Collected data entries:
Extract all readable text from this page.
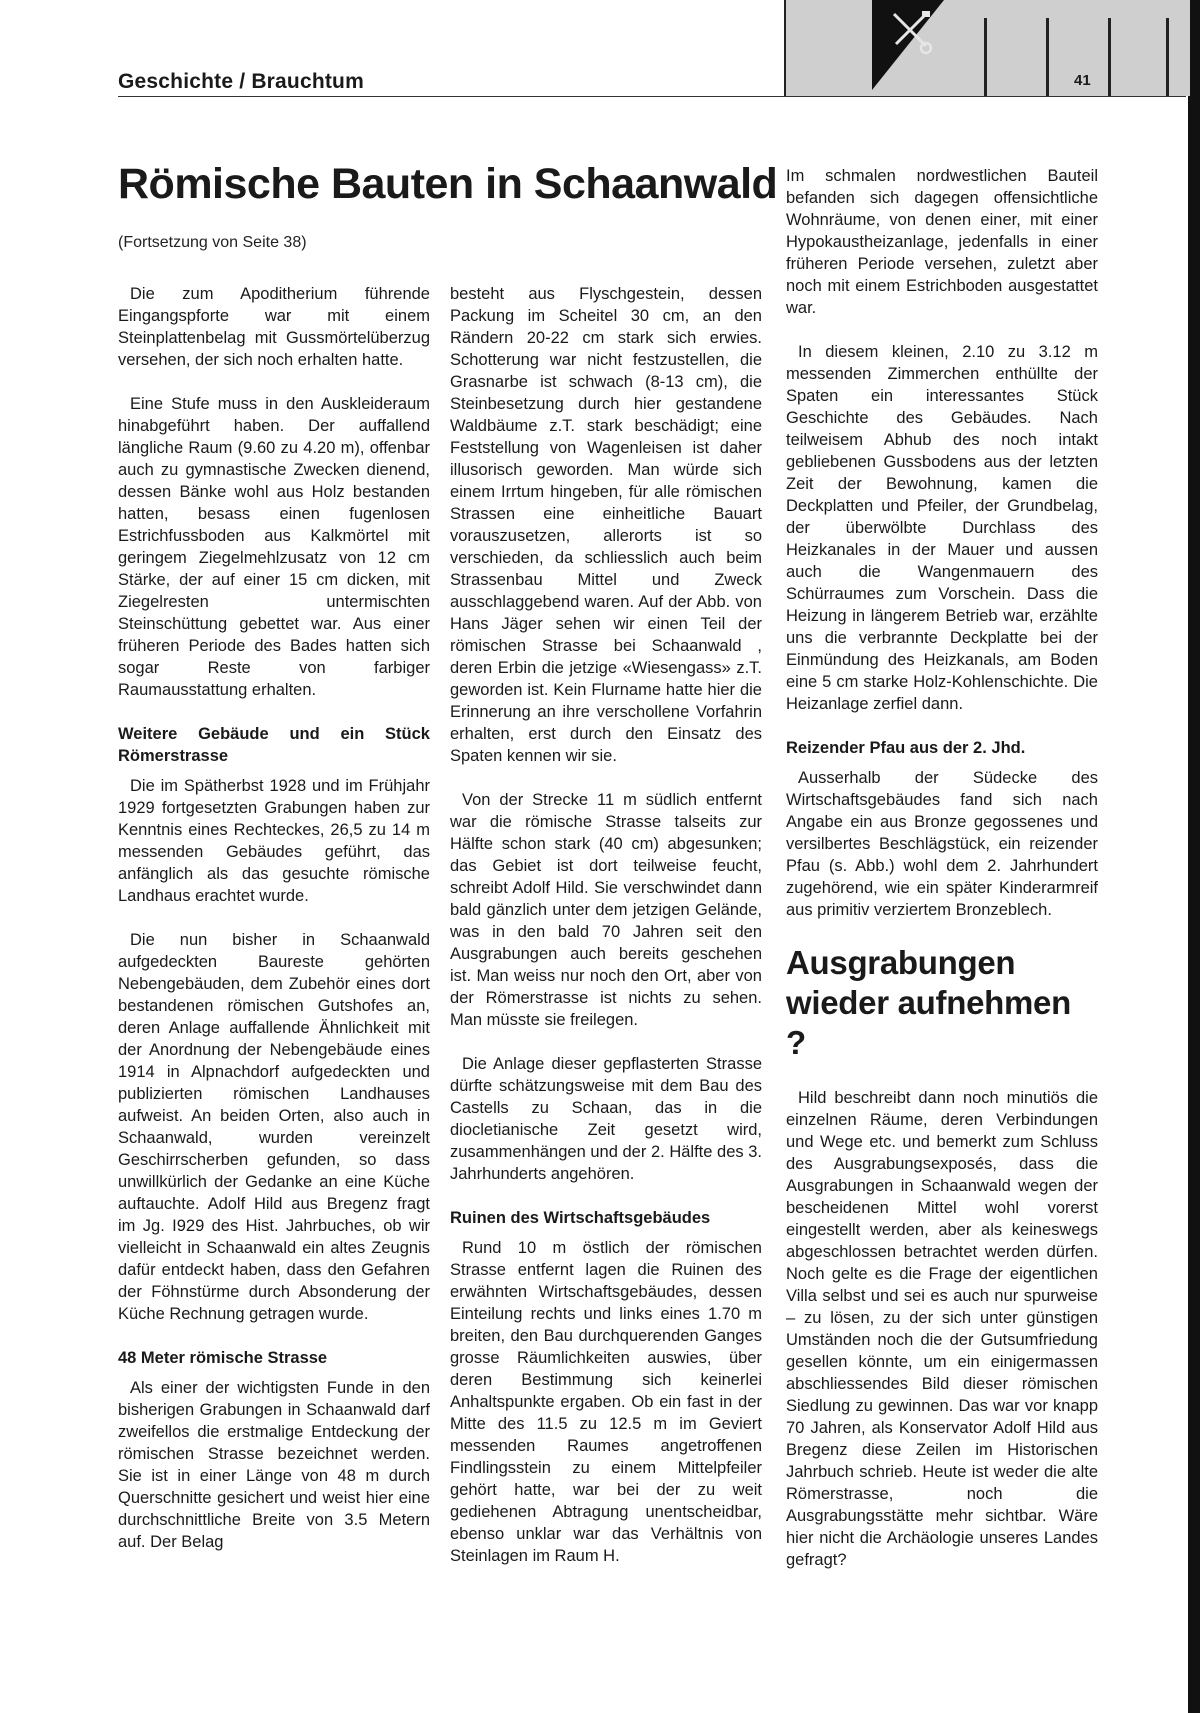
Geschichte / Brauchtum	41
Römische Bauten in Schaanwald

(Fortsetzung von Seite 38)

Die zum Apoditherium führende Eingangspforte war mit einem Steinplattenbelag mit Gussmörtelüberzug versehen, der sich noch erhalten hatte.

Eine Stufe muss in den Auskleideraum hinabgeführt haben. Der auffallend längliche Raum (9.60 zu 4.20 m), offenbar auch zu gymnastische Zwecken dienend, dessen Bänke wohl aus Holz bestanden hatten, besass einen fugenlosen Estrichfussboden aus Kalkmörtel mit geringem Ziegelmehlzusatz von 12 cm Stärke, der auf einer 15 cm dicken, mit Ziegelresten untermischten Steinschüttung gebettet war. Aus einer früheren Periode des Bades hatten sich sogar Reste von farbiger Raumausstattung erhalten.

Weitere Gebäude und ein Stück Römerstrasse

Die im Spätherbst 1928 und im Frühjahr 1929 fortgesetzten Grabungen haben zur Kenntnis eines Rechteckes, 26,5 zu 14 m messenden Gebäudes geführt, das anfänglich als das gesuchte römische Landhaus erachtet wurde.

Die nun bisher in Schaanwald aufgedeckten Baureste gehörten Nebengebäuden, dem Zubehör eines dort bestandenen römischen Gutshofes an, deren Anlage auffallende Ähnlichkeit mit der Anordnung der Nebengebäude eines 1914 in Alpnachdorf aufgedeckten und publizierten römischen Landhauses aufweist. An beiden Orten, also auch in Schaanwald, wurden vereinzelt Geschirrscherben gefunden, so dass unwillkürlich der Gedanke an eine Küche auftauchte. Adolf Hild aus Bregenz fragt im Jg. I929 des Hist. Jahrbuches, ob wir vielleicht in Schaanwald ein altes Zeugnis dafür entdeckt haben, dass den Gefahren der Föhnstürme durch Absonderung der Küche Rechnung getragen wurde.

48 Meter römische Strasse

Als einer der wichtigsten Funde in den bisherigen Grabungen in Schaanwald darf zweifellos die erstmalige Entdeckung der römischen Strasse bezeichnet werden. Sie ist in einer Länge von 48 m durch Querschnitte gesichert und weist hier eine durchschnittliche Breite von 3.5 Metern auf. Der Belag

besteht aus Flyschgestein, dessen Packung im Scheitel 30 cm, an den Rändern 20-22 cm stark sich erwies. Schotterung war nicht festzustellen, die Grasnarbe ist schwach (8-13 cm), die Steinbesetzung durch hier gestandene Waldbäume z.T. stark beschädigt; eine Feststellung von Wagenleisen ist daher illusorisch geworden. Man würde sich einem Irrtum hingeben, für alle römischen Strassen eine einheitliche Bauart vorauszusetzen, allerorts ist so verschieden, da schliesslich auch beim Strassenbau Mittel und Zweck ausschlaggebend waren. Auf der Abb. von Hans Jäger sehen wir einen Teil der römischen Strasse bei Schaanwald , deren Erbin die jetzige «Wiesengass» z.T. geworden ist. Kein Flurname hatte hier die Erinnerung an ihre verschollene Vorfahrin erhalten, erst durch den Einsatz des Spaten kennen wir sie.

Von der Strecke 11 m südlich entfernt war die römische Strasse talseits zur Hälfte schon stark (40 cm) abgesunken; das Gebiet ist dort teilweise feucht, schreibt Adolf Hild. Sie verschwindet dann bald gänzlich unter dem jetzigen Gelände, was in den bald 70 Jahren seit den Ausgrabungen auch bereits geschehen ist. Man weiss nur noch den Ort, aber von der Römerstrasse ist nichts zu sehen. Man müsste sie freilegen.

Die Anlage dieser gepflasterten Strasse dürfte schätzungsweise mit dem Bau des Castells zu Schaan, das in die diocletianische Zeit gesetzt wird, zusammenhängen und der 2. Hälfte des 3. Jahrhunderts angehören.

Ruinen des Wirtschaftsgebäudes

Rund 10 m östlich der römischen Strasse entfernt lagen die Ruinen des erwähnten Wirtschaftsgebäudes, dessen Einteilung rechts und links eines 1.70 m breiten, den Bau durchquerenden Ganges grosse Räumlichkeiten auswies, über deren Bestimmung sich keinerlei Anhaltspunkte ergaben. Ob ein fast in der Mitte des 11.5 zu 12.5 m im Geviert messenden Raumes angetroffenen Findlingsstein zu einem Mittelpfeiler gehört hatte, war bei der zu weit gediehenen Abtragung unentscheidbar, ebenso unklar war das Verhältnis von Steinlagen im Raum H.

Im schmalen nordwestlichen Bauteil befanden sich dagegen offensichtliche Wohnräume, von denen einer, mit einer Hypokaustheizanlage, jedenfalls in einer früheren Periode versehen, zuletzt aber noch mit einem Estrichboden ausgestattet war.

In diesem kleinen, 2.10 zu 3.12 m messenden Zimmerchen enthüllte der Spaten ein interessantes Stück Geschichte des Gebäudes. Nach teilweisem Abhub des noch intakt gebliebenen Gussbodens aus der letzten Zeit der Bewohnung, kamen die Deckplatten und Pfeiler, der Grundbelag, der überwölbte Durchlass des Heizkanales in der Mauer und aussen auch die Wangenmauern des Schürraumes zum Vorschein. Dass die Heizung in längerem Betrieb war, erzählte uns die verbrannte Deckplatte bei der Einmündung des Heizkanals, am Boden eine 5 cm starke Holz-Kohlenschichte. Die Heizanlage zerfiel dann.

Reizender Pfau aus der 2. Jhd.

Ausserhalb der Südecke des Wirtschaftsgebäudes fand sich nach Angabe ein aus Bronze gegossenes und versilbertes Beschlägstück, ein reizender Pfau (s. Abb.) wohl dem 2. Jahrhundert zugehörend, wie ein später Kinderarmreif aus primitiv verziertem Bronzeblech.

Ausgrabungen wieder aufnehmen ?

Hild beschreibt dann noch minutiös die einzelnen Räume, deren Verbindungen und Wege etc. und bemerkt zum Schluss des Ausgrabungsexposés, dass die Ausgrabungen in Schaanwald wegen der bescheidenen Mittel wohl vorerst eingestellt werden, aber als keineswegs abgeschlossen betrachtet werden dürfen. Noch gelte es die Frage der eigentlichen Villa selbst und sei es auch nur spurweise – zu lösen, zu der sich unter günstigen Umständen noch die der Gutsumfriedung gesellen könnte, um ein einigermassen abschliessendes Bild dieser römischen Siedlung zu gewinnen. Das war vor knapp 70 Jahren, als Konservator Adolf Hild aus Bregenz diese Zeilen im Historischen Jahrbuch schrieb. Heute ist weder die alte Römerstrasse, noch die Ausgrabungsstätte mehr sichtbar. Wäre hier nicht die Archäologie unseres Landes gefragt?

* * *

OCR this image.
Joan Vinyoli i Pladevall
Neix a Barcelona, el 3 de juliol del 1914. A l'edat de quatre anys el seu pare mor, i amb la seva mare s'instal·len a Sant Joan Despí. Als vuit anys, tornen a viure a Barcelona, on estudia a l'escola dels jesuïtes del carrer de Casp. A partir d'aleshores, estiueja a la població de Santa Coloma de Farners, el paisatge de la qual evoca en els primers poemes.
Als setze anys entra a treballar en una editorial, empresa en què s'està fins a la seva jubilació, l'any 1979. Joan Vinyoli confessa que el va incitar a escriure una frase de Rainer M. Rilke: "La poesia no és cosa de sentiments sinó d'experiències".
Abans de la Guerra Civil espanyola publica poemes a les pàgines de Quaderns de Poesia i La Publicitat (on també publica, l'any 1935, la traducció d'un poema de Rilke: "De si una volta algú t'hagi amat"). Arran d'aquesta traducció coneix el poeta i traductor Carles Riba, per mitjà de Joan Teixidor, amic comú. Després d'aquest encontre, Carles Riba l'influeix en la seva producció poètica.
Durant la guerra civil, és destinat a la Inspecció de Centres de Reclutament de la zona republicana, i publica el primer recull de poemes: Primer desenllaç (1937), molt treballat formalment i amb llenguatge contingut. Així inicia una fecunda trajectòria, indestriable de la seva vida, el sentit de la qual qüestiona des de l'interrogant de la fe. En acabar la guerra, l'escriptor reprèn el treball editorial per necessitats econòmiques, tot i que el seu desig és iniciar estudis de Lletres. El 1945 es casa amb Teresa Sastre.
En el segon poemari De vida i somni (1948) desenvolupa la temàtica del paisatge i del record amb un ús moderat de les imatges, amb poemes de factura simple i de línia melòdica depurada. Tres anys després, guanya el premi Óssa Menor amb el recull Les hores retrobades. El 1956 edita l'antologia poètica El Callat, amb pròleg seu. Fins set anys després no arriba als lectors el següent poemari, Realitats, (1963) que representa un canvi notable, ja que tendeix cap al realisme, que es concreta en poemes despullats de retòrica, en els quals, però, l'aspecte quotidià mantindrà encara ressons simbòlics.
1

Goal ->
Gather up the lines that contain the word "Vinyoli".

Answer for this exercise ->
Joan Vinyoli i Pladevall
Als setze anys entra a treballar en una editorial, empresa en què s'està fins a la seva jubilació, l'any 1979. Joan Vinyoli confessa que el va incitar a escriure una frase de Rainer M. Rilke: "La poesia no és cosa de sentiments sinó d'experiències".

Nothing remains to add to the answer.